What is needed:
Filter the entries below, keeping every line that has the word "events".

--- start Provided data ---

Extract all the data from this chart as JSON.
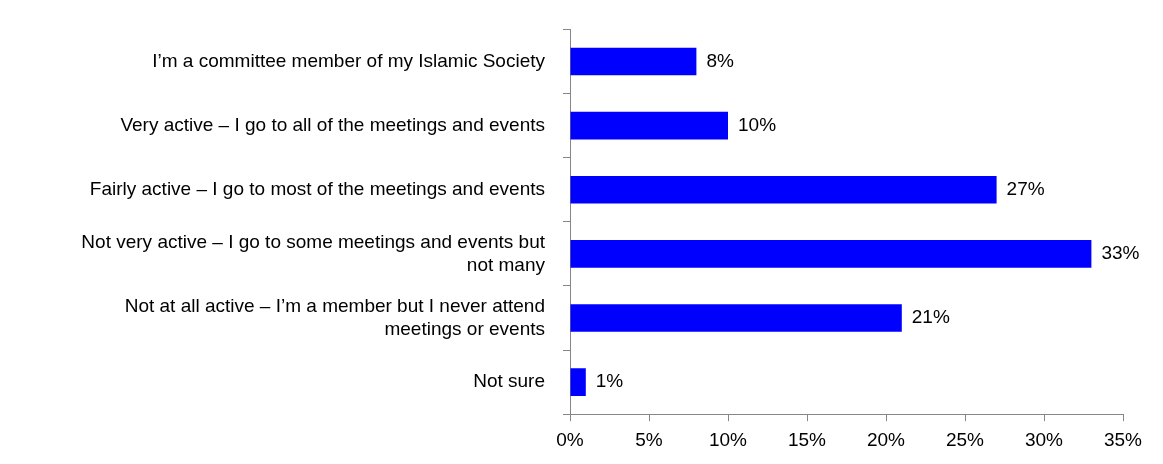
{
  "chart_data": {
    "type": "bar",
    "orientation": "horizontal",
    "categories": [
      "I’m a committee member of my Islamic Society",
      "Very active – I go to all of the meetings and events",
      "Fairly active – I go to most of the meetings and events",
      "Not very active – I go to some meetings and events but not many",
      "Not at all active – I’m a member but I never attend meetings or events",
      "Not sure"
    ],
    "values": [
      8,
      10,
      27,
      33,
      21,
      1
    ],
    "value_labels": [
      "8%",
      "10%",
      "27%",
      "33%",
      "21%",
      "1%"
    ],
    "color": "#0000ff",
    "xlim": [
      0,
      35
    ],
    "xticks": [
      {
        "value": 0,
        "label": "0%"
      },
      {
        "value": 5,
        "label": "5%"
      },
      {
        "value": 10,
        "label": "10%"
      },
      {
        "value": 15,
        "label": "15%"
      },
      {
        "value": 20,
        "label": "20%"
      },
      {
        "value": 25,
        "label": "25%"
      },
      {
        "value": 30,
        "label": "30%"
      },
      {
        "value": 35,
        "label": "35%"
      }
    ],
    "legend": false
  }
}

--- end Provided data ---

Exercise response:
      "Very active – I go to all of the meetings and events",
      "Fairly active – I go to most of the meetings and events",
      "Not very active – I go to some meetings and events but not many",
      "Not at all active – I’m a member but I never attend meetings or events",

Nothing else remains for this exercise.